AIM. Every line below is to be quoted exactly, with nothing added or dropped.
──────
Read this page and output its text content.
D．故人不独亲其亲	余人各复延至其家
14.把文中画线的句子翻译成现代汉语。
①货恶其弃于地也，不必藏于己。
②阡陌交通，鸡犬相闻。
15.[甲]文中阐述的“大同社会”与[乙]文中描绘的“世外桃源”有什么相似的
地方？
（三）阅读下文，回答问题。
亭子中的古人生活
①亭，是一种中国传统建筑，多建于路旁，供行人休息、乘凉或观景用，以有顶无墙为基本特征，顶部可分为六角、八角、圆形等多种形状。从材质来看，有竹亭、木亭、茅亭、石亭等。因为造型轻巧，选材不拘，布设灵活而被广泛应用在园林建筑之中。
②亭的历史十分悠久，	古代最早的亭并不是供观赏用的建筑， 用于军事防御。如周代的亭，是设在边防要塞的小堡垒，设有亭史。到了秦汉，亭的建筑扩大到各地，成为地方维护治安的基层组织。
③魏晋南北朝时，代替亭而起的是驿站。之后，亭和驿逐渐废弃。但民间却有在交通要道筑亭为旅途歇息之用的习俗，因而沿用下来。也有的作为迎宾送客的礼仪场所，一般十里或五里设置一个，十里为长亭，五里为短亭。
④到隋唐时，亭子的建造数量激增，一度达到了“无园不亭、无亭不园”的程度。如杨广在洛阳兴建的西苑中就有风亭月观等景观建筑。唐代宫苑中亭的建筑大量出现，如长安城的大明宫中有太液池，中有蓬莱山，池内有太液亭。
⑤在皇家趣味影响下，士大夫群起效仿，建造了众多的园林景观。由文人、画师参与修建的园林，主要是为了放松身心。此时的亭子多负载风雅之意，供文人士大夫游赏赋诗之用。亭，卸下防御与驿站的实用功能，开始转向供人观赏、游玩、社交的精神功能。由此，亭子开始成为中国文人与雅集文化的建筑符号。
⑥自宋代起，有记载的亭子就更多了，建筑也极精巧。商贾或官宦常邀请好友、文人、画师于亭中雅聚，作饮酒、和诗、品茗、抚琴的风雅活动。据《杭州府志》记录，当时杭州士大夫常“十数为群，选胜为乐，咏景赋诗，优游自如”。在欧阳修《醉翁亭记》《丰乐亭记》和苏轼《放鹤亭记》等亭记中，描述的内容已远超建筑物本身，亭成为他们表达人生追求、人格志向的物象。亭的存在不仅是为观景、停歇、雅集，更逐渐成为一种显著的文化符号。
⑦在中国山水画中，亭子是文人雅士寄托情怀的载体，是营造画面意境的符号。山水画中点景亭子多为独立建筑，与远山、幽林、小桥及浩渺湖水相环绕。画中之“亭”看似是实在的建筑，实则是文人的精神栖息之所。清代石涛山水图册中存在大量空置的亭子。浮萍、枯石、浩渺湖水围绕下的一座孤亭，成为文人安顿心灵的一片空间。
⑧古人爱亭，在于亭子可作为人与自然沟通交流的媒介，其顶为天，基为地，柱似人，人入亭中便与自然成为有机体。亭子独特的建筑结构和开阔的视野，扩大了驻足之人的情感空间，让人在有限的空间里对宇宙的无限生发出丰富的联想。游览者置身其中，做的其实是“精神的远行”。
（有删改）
──────
ANSWER TO THIS TASK.
Read this page and output its text content.
D．故人不独亲其亲	余人各复延至其家
14.把文中画线的句子翻译成现代汉语。
①货恶其弃于地也，不必藏于己。
②阡陌交通，鸡犬相闻。
15.[甲]文中阐述的“大同社会”与[乙]文中描绘的“世外桃源”有什么相似的
地方？
（三）阅读下文，回答问题。
亭子中的古人生活
①亭，是一种中国传统建筑，多建于路旁，供行人休息、乘凉或观景用，以有顶无墙为基本特征，顶部可分为六角、八角、圆形等多种形状。从材质来看，有竹亭、木亭、茅亭、石亭等。因为造型轻巧，选材不拘，布设灵活而被广泛应用在园林建筑之中。
②亭的历史十分悠久，	古代最早的亭并不是供观赏用的建筑， 用于军事防御。如周代的亭，是设在边防要塞的小堡垒，设有亭史。到了秦汉，亭的建筑扩大到各地，成为地方维护治安的基层组织。
③魏晋南北朝时，代替亭而起的是驿站。之后，亭和驿逐渐废弃。但民间却有在交通要道筑亭为旅途歇息之用的习俗，因而沿用下来。也有的作为迎宾送客的礼仪场所，一般十里或五里设置一个，十里为长亭，五里为短亭。
④到隋唐时，亭子的建造数量激增，一度达到了“无园不亭、无亭不园”的程度。如杨广在洛阳兴建的西苑中就有风亭月观等景观建筑。唐代宫苑中亭的建筑大量出现，如长安城的大明宫中有太液池，中有蓬莱山，池内有太液亭。
⑤在皇家趣味影响下，士大夫群起效仿，建造了众多的园林景观。由文人、画师参与修建的园林，主要是为了放松身心。此时的亭子多负载风雅之意，供文人士大夫游赏赋诗之用。亭，卸下防御与驿站的实用功能，开始转向供人观赏、游玩、社交的精神功能。由此，亭子开始成为中国文人与雅集文化的建筑符号。
⑥自宋代起，有记载的亭子就更多了，建筑也极精巧。商贾或官宦常邀请好友、文人、画师于亭中雅聚，作饮酒、和诗、品茗、抚琴的风雅活动。据《杭州府志》记录，当时杭州士大夫常“十数为群，选胜为乐，咏景赋诗，优游自如”。在欧阳修《醉翁亭记》《丰乐亭记》和苏轼《放鹤亭记》等亭记中，描述的内容已远超建筑物本身，亭成为他们表达人生追求、人格志向的物象。亭的存在不仅是为观景、停歇、雅集，更逐渐成为一种显著的文化符号。
⑦在中国山水画中，亭子是文人雅士寄托情怀的载体，是营造画面意境的符号。山水画中点景亭子多为独立建筑，与远山、幽林、小桥及浩渺湖水相环绕。画中之“亭”看似是实在的建筑，实则是文人的精神栖息之所。清代石涛山水图册中存在大量空置的亭子。浮萍、枯石、浩渺湖水围绕下的一座孤亭，成为文人安顿心灵的一片空间。
⑧古人爱亭，在于亭子可作为人与自然沟通交流的媒介，其顶为天，基为地，柱似人，人入亭中便与自然成为有机体。亭子独特的建筑结构和开阔的视野，扩大了驻足之人的情感空间，让人在有限的空间里对宇宙的无限生发出丰富的联想。游览者置身其中，做的其实是“精神的远行”。
（有删改）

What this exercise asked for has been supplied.